** Written request **
The records below must be transcribed exactly. Do not include the pictures.

** Exercise data **
----------------

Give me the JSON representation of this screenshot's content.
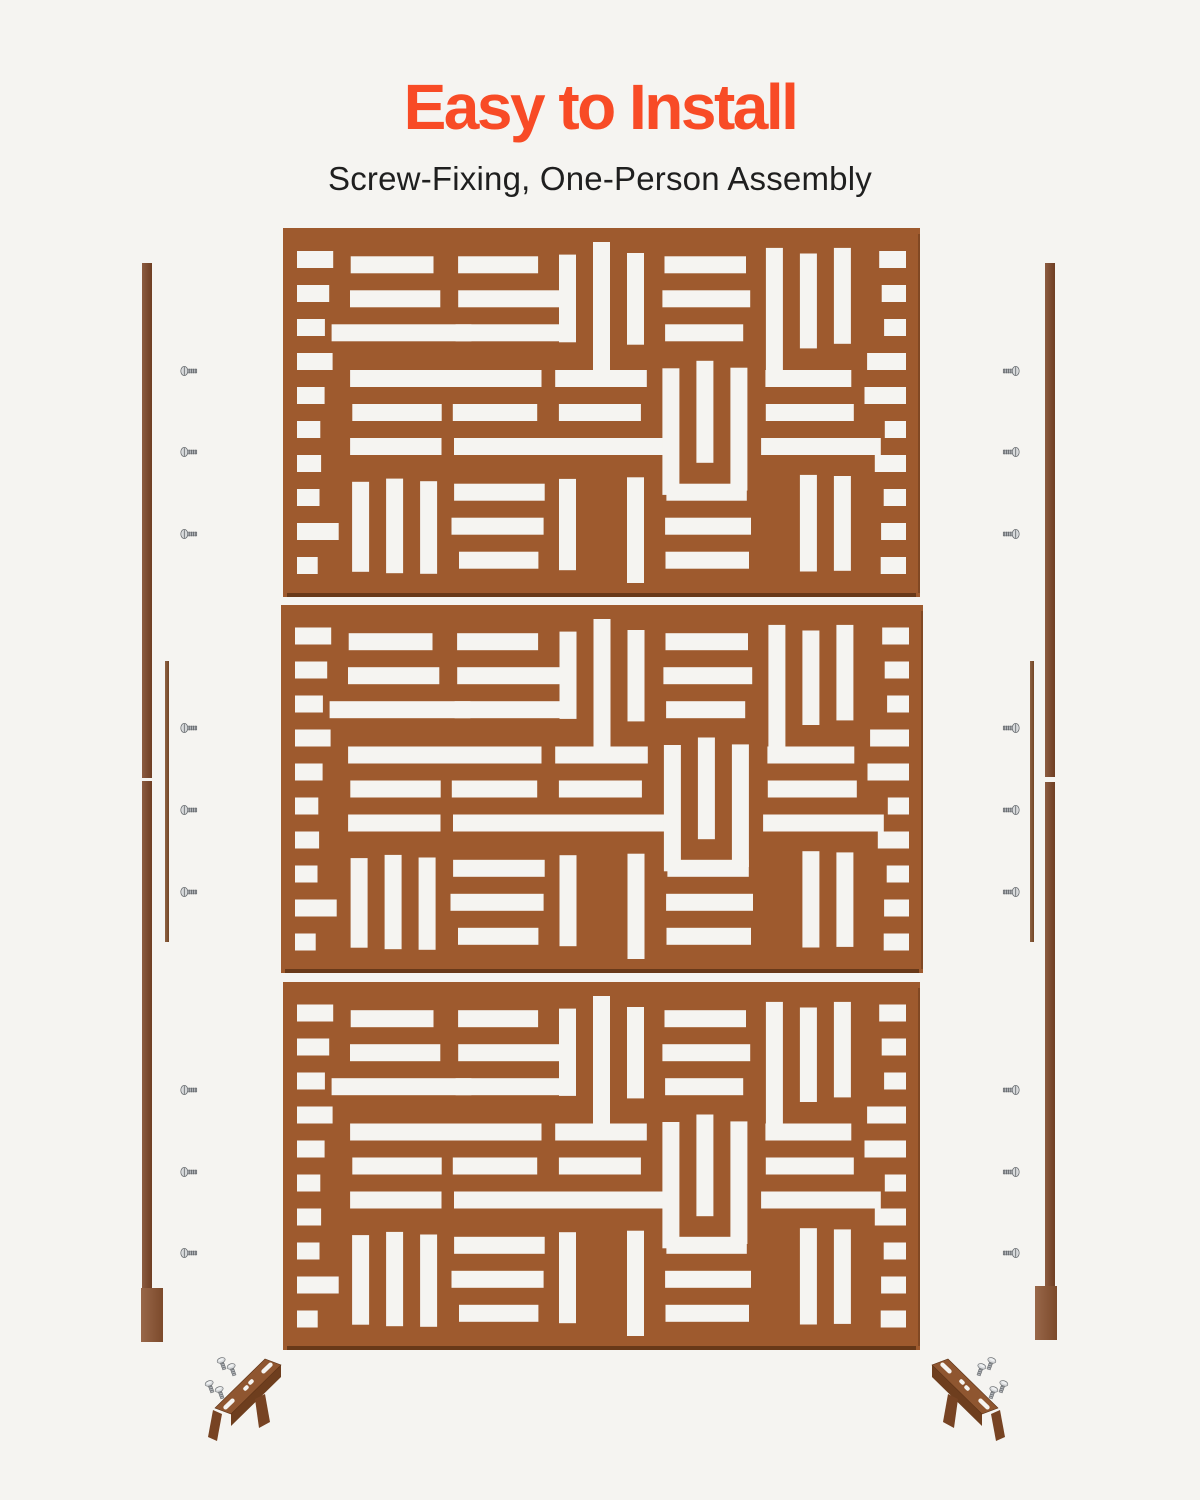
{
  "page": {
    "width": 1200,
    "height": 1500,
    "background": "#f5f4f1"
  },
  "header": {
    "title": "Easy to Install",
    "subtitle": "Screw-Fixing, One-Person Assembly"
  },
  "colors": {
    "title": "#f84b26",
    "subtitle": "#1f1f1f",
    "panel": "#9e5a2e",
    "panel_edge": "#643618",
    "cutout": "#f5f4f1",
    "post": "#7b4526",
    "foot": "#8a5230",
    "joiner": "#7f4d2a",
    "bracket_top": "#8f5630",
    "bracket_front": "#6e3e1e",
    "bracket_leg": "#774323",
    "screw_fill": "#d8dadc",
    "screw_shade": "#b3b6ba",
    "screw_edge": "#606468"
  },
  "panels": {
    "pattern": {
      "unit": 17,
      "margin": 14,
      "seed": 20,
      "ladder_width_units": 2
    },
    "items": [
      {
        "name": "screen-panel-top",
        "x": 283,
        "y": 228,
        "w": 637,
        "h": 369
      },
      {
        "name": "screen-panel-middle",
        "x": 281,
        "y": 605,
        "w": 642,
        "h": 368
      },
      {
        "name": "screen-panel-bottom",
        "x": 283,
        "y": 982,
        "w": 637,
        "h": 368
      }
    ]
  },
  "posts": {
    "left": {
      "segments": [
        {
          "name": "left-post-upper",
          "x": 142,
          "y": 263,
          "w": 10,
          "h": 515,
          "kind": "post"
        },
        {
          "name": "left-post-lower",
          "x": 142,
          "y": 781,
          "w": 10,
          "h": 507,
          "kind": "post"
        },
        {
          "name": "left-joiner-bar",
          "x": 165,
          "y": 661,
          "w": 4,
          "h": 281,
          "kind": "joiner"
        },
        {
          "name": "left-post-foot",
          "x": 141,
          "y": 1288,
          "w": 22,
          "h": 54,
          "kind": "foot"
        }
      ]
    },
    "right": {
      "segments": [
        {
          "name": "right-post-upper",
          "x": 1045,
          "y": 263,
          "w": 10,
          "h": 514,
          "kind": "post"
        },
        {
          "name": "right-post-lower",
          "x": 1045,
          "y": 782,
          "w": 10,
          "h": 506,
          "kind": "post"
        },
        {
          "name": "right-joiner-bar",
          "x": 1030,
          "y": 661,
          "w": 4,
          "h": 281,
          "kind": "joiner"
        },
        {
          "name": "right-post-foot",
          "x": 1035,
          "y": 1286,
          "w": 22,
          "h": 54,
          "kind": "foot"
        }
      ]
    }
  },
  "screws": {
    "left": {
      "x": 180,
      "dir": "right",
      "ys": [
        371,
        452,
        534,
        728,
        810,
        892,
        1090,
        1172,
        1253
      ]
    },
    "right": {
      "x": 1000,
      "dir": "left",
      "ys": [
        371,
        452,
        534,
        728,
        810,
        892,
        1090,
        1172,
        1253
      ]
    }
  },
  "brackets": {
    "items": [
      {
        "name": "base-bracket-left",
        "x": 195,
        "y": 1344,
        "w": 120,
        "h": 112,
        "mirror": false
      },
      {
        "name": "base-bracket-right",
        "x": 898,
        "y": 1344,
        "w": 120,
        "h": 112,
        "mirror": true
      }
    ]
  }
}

----------------

** Reply **
Give me the JSON representation of this screenshot's content.
{
  "page": {
    "width": 1200,
    "height": 1500,
    "background": "#f5f4f1"
  },
  "header": {
    "title": "Easy to Install",
    "subtitle": "Screw-Fixing, One-Person Assembly"
  },
  "colors": {
    "title": "#f84b26",
    "subtitle": "#1f1f1f",
    "panel": "#9e5a2e",
    "panel_edge": "#643618",
    "cutout": "#f5f4f1",
    "post": "#7b4526",
    "foot": "#8a5230",
    "joiner": "#7f4d2a",
    "bracket_top": "#8f5630",
    "bracket_front": "#6e3e1e",
    "bracket_leg": "#774323",
    "screw_fill": "#d8dadc",
    "screw_shade": "#b3b6ba",
    "screw_edge": "#606468"
  },
  "panels": {
    "pattern": {
      "unit": 17,
      "margin": 14,
      "seed": 20,
      "ladder_width_units": 2
    },
    "items": [
      {
        "name": "screen-panel-top",
        "x": 283,
        "y": 228,
        "w": 637,
        "h": 369
      },
      {
        "name": "screen-panel-middle",
        "x": 281,
        "y": 605,
        "w": 642,
        "h": 368
      },
      {
        "name": "screen-panel-bottom",
        "x": 283,
        "y": 982,
        "w": 637,
        "h": 368
      }
    ]
  },
  "posts": {
    "left": {
      "segments": [
        {
          "name": "left-post-upper",
          "x": 142,
          "y": 263,
          "w": 10,
          "h": 515,
          "kind": "post"
        },
        {
          "name": "left-post-lower",
          "x": 142,
          "y": 781,
          "w": 10,
          "h": 507,
          "kind": "post"
        },
        {
          "name": "left-joiner-bar",
          "x": 165,
          "y": 661,
          "w": 4,
          "h": 281,
          "kind": "joiner"
        },
        {
          "name": "left-post-foot",
          "x": 141,
          "y": 1288,
          "w": 22,
          "h": 54,
          "kind": "foot"
        }
      ]
    },
    "right": {
      "segments": [
        {
          "name": "right-post-upper",
          "x": 1045,
          "y": 263,
          "w": 10,
          "h": 514,
          "kind": "post"
        },
        {
          "name": "right-post-lower",
          "x": 1045,
          "y": 782,
          "w": 10,
          "h": 506,
          "kind": "post"
        },
        {
          "name": "right-joiner-bar",
          "x": 1030,
          "y": 661,
          "w": 4,
          "h": 281,
          "kind": "joiner"
        },
        {
          "name": "right-post-foot",
          "x": 1035,
          "y": 1286,
          "w": 22,
          "h": 54,
          "kind": "foot"
        }
      ]
    }
  },
  "screws": {
    "left": {
      "x": 180,
      "dir": "right",
      "ys": [
        371,
        452,
        534,
        728,
        810,
        892,
        1090,
        1172,
        1253
      ]
    },
    "right": {
      "x": 1000,
      "dir": "left",
      "ys": [
        371,
        452,
        534,
        728,
        810,
        892,
        1090,
        1172,
        1253
      ]
    }
  },
  "brackets": {
    "items": [
      {
        "name": "base-bracket-left",
        "x": 195,
        "y": 1344,
        "w": 120,
        "h": 112,
        "mirror": false
      },
      {
        "name": "base-bracket-right",
        "x": 898,
        "y": 1344,
        "w": 120,
        "h": 112,
        "mirror": true
      }
    ]
  }
}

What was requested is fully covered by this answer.